§ PROVIDED RECORDS
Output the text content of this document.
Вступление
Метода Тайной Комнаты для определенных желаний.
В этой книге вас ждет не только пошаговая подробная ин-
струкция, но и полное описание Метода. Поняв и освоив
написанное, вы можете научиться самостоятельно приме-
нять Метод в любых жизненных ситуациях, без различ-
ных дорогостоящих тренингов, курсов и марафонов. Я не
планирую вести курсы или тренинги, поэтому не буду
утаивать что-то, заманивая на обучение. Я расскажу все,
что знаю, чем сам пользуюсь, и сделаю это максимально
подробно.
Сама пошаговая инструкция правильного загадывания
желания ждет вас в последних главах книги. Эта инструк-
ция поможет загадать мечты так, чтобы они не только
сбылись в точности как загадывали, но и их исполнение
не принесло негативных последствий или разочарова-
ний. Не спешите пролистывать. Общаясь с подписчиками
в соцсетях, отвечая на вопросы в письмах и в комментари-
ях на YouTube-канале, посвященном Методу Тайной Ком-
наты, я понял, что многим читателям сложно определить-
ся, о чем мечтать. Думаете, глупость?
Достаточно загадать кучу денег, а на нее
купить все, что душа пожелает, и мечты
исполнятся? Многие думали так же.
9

§ PROBLEM DETAILS
Reproduce the listing above word for word.

§ TASK ANSWER
Output the text content of this document.
Вступление
Метода Тайной Комнаты для определенных желаний.
В этой книге вас ждет не только пошаговая подробная ин-
струкция, но и полное описание Метода. Поняв и освоив
написанное, вы можете научиться самостоятельно приме-
нять Метод в любых жизненных ситуациях, без различ-
ных дорогостоящих тренингов, курсов и марафонов. Я не
планирую вести курсы или тренинги, поэтому не буду
утаивать что-то, заманивая на обучение. Я расскажу все,
что знаю, чем сам пользуюсь, и сделаю это максимально
подробно.
Сама пошаговая инструкция правильного загадывания
желания ждет вас в последних главах книги. Эта инструк-
ция поможет загадать мечты так, чтобы они не только
сбылись в точности как загадывали, но и их исполнение
не принесло негативных последствий или разочарова-
ний. Не спешите пролистывать. Общаясь с подписчиками
в соцсетях, отвечая на вопросы в письмах и в комментари-
ях на YouTube-канале, посвященном Методу Тайной Ком-
наты, я понял, что многим читателям сложно определить-
ся, о чем мечтать. Думаете, глупость?
Достаточно загадать кучу денег, а на нее
купить все, что душа пожелает, и мечты
исполнятся? Многие думали так же.
9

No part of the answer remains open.